**What you should do**:
Each entry that follows is to be retyped exactly. Pictures do not belong in the copy.

**Provided data**:
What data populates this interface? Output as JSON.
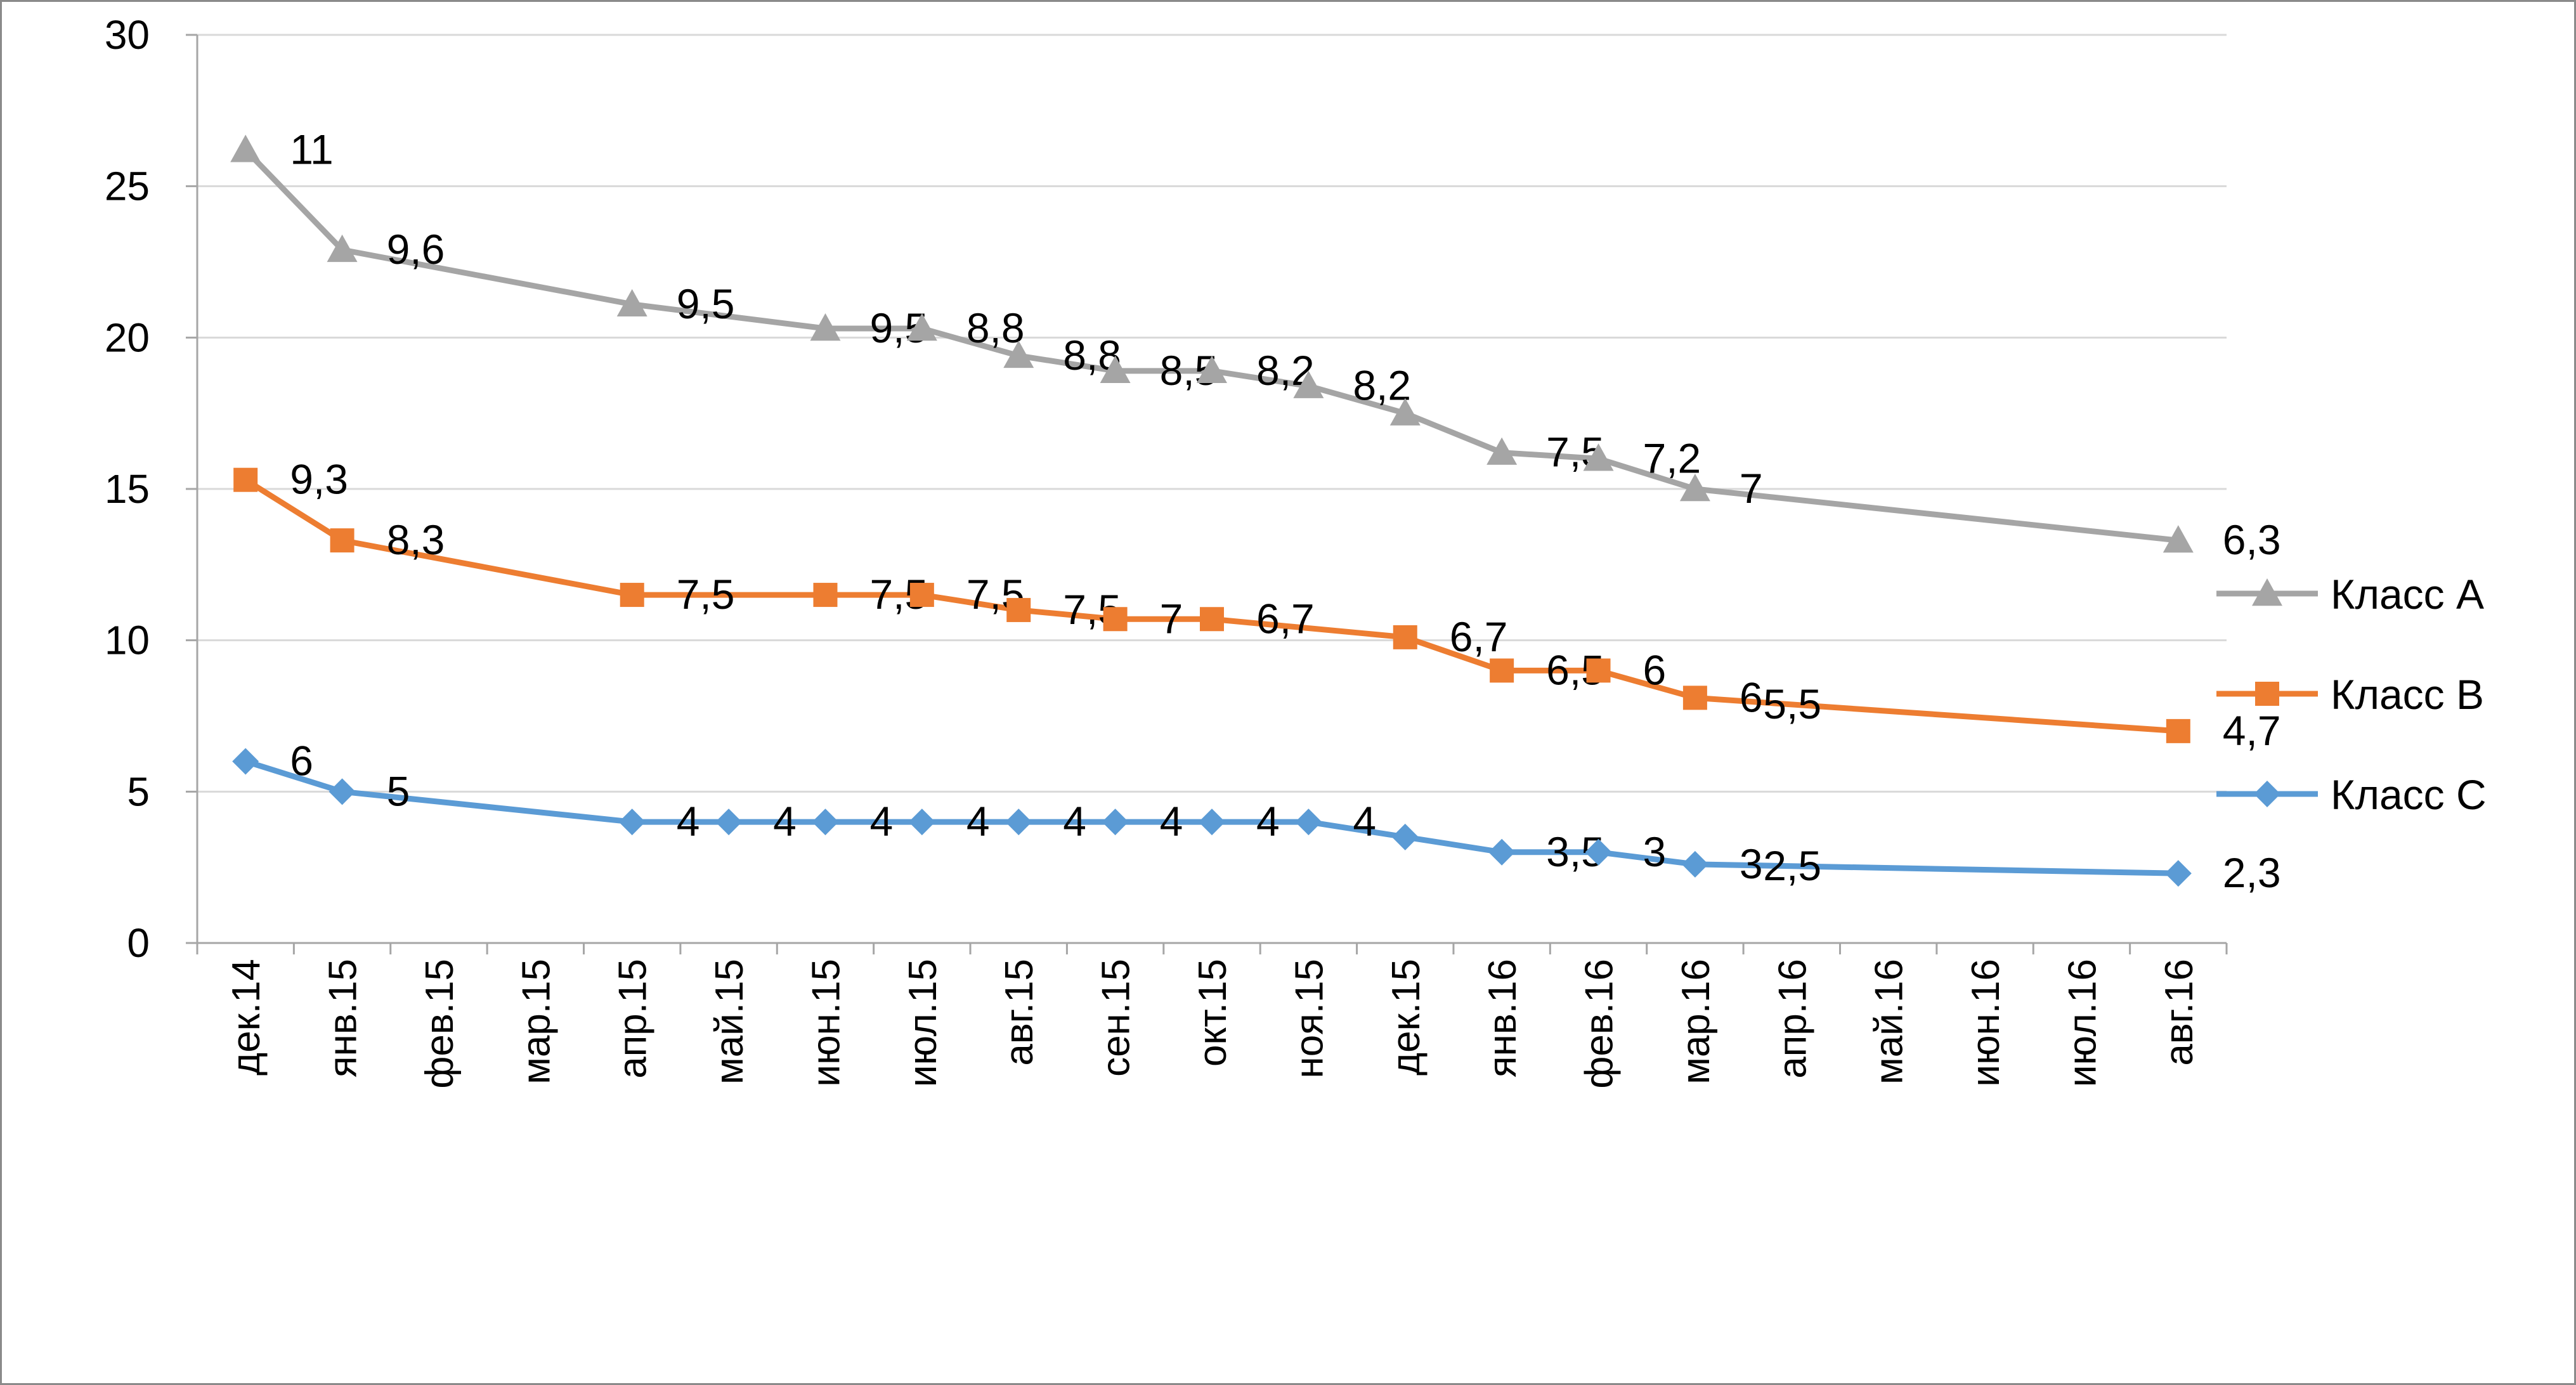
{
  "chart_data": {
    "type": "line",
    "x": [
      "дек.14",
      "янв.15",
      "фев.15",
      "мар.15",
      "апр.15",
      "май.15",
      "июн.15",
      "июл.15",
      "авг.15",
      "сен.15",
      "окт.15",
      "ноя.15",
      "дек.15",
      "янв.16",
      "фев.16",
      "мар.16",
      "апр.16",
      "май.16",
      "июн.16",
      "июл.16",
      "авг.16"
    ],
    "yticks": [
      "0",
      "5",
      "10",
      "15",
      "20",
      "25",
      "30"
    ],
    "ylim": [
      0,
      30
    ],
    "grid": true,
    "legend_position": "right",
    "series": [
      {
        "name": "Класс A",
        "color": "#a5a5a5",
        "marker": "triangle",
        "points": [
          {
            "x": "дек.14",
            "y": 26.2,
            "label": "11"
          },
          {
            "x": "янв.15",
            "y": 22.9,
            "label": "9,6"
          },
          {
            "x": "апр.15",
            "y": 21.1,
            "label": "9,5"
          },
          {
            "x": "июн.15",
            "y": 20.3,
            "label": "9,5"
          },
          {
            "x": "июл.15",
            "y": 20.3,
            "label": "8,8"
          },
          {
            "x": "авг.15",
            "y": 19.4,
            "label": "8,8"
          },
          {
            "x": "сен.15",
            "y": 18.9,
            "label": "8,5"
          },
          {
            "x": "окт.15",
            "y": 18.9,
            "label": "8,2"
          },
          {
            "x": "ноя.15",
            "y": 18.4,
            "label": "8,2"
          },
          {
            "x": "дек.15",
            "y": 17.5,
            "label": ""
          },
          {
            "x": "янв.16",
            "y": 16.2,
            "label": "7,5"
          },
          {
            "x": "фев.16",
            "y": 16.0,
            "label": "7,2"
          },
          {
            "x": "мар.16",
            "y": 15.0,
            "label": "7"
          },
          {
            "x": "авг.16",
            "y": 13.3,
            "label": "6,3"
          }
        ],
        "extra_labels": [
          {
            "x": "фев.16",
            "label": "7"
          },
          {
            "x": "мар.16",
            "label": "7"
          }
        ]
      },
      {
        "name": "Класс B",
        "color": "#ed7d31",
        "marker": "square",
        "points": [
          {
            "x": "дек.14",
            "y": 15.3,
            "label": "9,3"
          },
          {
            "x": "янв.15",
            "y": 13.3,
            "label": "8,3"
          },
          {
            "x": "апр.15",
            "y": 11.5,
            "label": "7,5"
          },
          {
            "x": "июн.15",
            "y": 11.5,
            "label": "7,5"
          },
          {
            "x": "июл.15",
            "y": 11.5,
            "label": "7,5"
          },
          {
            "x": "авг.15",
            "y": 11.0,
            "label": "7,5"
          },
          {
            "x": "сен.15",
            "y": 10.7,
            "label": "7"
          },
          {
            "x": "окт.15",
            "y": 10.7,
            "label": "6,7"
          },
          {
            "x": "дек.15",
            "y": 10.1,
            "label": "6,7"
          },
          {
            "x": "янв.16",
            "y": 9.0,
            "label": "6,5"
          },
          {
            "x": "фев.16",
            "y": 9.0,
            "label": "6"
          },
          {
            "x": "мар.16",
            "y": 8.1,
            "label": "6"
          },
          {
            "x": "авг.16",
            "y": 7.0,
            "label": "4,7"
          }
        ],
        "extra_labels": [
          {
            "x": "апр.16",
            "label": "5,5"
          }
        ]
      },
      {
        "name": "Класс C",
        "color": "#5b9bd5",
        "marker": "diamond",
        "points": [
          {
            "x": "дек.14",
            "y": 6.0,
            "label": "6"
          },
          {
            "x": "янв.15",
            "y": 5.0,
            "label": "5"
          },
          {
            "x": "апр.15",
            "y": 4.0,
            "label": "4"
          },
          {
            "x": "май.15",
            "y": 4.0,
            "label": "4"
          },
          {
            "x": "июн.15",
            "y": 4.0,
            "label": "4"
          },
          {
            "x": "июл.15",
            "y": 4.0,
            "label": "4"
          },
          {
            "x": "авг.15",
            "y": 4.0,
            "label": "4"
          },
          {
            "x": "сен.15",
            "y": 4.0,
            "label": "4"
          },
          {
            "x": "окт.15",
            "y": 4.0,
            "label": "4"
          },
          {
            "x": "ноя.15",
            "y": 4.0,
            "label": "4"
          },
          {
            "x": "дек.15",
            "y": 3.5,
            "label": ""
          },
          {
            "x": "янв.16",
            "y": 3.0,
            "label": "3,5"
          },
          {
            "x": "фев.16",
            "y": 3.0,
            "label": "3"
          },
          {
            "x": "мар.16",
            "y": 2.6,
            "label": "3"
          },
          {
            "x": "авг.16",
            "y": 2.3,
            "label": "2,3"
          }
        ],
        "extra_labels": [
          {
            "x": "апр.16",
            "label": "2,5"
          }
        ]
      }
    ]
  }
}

**Correct response**:
What data populates this interface? Output as JSON.
{
  "chart_data": {
    "type": "line",
    "x": [
      "дек.14",
      "янв.15",
      "фев.15",
      "мар.15",
      "апр.15",
      "май.15",
      "июн.15",
      "июл.15",
      "авг.15",
      "сен.15",
      "окт.15",
      "ноя.15",
      "дек.15",
      "янв.16",
      "фев.16",
      "мар.16",
      "апр.16",
      "май.16",
      "июн.16",
      "июл.16",
      "авг.16"
    ],
    "yticks": [
      "0",
      "5",
      "10",
      "15",
      "20",
      "25",
      "30"
    ],
    "ylim": [
      0,
      30
    ],
    "grid": true,
    "legend_position": "right",
    "series": [
      {
        "name": "Класс A",
        "color": "#a5a5a5",
        "marker": "triangle",
        "points": [
          {
            "x": "дек.14",
            "y": 26.2,
            "label": "11"
          },
          {
            "x": "янв.15",
            "y": 22.9,
            "label": "9,6"
          },
          {
            "x": "апр.15",
            "y": 21.1,
            "label": "9,5"
          },
          {
            "x": "июн.15",
            "y": 20.3,
            "label": "9,5"
          },
          {
            "x": "июл.15",
            "y": 20.3,
            "label": "8,8"
          },
          {
            "x": "авг.15",
            "y": 19.4,
            "label": "8,8"
          },
          {
            "x": "сен.15",
            "y": 18.9,
            "label": "8,5"
          },
          {
            "x": "окт.15",
            "y": 18.9,
            "label": "8,2"
          },
          {
            "x": "ноя.15",
            "y": 18.4,
            "label": "8,2"
          },
          {
            "x": "дек.15",
            "y": 17.5,
            "label": ""
          },
          {
            "x": "янв.16",
            "y": 16.2,
            "label": "7,5"
          },
          {
            "x": "фев.16",
            "y": 16.0,
            "label": "7,2"
          },
          {
            "x": "мар.16",
            "y": 15.0,
            "label": "7"
          },
          {
            "x": "авг.16",
            "y": 13.3,
            "label": "6,3"
          }
        ],
        "extra_labels": [
          {
            "x": "фев.16",
            "label": "7"
          },
          {
            "x": "мар.16",
            "label": "7"
          }
        ]
      },
      {
        "name": "Класс B",
        "color": "#ed7d31",
        "marker": "square",
        "points": [
          {
            "x": "дек.14",
            "y": 15.3,
            "label": "9,3"
          },
          {
            "x": "янв.15",
            "y": 13.3,
            "label": "8,3"
          },
          {
            "x": "апр.15",
            "y": 11.5,
            "label": "7,5"
          },
          {
            "x": "июн.15",
            "y": 11.5,
            "label": "7,5"
          },
          {
            "x": "июл.15",
            "y": 11.5,
            "label": "7,5"
          },
          {
            "x": "авг.15",
            "y": 11.0,
            "label": "7,5"
          },
          {
            "x": "сен.15",
            "y": 10.7,
            "label": "7"
          },
          {
            "x": "окт.15",
            "y": 10.7,
            "label": "6,7"
          },
          {
            "x": "дек.15",
            "y": 10.1,
            "label": "6,7"
          },
          {
            "x": "янв.16",
            "y": 9.0,
            "label": "6,5"
          },
          {
            "x": "фев.16",
            "y": 9.0,
            "label": "6"
          },
          {
            "x": "мар.16",
            "y": 8.1,
            "label": "6"
          },
          {
            "x": "авг.16",
            "y": 7.0,
            "label": "4,7"
          }
        ],
        "extra_labels": [
          {
            "x": "апр.16",
            "label": "5,5"
          }
        ]
      },
      {
        "name": "Класс C",
        "color": "#5b9bd5",
        "marker": "diamond",
        "points": [
          {
            "x": "дек.14",
            "y": 6.0,
            "label": "6"
          },
          {
            "x": "янв.15",
            "y": 5.0,
            "label": "5"
          },
          {
            "x": "апр.15",
            "y": 4.0,
            "label": "4"
          },
          {
            "x": "май.15",
            "y": 4.0,
            "label": "4"
          },
          {
            "x": "июн.15",
            "y": 4.0,
            "label": "4"
          },
          {
            "x": "июл.15",
            "y": 4.0,
            "label": "4"
          },
          {
            "x": "авг.15",
            "y": 4.0,
            "label": "4"
          },
          {
            "x": "сен.15",
            "y": 4.0,
            "label": "4"
          },
          {
            "x": "окт.15",
            "y": 4.0,
            "label": "4"
          },
          {
            "x": "ноя.15",
            "y": 4.0,
            "label": "4"
          },
          {
            "x": "дек.15",
            "y": 3.5,
            "label": ""
          },
          {
            "x": "янв.16",
            "y": 3.0,
            "label": "3,5"
          },
          {
            "x": "фев.16",
            "y": 3.0,
            "label": "3"
          },
          {
            "x": "мар.16",
            "y": 2.6,
            "label": "3"
          },
          {
            "x": "авг.16",
            "y": 2.3,
            "label": "2,3"
          }
        ],
        "extra_labels": [
          {
            "x": "апр.16",
            "label": "2,5"
          }
        ]
      }
    ]
  }
}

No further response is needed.